__The problem__. In the entries that follow, find the word "комиссии" and report each line it is on.

Records excerpted from a collection:
= = =
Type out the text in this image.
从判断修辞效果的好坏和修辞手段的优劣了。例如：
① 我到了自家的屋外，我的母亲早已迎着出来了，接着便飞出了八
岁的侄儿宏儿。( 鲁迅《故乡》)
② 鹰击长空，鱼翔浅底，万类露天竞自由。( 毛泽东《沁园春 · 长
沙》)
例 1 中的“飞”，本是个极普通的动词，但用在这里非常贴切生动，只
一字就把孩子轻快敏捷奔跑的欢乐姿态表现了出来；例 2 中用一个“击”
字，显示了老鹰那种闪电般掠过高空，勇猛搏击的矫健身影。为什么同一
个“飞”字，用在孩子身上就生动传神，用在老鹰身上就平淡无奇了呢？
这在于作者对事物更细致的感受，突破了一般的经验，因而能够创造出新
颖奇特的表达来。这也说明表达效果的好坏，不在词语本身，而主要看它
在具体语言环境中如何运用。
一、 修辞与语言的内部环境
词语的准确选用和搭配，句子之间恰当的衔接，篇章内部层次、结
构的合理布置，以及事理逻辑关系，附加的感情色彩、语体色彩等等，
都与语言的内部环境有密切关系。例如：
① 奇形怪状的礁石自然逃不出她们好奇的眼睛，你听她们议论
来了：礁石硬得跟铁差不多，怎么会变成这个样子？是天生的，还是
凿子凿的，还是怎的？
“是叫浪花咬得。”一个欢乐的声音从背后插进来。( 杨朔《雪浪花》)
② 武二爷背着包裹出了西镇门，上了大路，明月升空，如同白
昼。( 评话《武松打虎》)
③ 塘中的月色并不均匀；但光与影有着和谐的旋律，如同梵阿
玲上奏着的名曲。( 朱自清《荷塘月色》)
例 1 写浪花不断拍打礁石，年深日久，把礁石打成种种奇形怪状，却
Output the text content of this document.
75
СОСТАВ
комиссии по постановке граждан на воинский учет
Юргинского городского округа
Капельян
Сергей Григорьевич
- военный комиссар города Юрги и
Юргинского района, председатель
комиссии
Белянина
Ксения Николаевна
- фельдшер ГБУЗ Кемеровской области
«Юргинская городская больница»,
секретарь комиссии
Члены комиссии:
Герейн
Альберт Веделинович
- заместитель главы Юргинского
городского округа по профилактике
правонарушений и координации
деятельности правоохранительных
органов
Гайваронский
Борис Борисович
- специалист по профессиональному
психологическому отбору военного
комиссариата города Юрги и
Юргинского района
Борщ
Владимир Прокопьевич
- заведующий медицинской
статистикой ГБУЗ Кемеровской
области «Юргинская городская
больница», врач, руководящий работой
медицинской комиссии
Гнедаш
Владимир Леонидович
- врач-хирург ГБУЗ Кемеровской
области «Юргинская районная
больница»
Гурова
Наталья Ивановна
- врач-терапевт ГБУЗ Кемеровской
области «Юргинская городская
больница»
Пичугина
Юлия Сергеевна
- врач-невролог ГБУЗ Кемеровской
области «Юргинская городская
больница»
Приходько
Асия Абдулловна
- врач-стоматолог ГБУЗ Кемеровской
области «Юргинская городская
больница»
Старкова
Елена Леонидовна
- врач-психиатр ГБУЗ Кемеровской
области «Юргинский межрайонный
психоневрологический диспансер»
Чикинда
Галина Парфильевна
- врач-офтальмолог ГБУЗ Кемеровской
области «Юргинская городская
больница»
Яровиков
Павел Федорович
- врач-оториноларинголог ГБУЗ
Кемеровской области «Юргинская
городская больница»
= = =
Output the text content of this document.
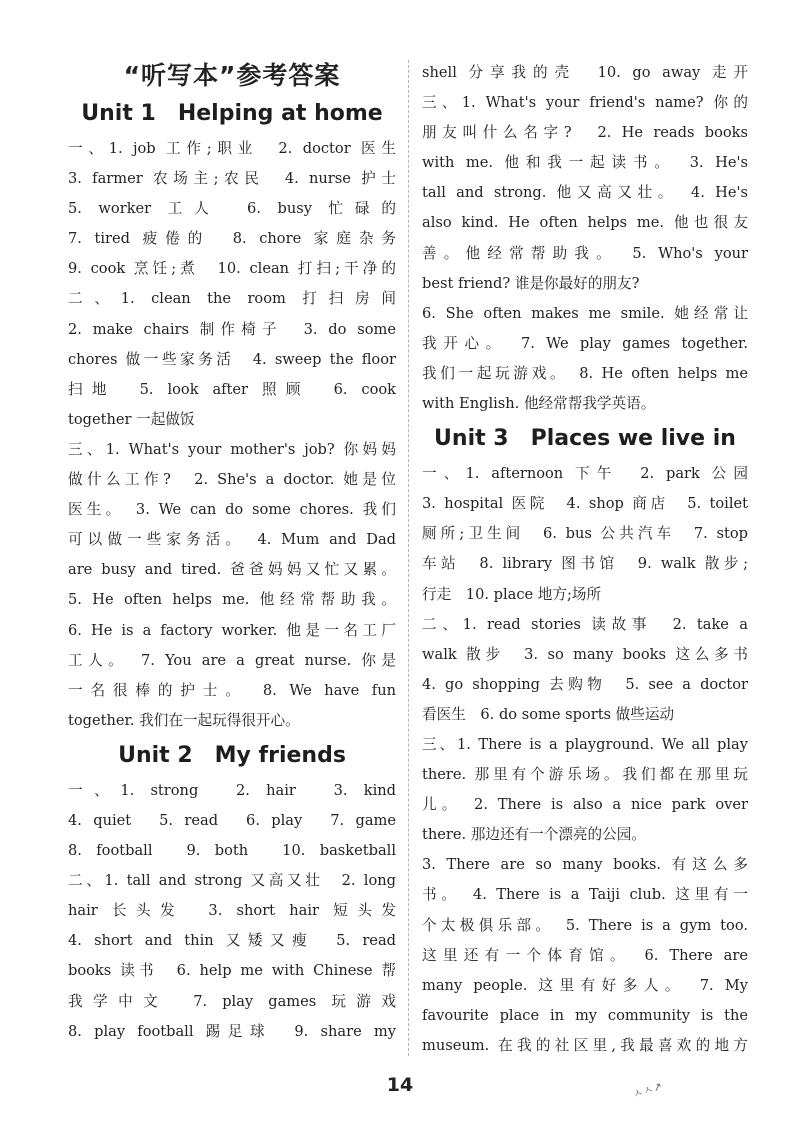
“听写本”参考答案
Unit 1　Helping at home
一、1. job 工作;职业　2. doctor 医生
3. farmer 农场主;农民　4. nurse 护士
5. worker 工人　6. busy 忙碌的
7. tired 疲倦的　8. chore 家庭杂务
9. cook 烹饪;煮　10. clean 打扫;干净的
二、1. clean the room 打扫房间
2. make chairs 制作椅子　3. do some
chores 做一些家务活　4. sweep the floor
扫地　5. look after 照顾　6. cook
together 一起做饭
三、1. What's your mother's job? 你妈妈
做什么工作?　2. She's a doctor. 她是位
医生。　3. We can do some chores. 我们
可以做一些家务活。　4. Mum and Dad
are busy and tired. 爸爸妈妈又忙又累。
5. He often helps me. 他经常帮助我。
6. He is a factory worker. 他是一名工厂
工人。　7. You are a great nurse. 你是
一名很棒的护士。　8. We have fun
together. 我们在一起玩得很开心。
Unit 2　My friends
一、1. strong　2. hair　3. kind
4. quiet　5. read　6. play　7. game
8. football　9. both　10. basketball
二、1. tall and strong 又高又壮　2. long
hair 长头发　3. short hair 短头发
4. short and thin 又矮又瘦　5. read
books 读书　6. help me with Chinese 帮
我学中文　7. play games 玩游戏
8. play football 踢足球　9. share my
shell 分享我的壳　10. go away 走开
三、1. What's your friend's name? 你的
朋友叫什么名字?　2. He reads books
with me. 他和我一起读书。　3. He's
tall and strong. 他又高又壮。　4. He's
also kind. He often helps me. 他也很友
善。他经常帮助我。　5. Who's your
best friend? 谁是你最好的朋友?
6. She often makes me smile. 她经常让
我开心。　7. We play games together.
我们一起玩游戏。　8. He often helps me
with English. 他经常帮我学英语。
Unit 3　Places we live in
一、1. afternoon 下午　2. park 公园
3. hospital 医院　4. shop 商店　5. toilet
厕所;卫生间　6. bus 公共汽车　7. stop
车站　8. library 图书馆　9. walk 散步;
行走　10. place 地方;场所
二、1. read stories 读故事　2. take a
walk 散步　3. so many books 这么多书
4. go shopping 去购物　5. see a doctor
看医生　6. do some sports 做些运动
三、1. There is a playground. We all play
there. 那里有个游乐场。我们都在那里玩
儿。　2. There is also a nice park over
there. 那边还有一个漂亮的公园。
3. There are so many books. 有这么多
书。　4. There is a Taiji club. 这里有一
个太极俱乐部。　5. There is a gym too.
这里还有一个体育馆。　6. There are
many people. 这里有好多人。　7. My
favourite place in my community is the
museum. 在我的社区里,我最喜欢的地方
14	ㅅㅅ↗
= = =
__The completed task__.
комиссии по постановке граждан на воинский учет
комиссии
секретарь комиссии
Члены комиссии:
медицинской комиссии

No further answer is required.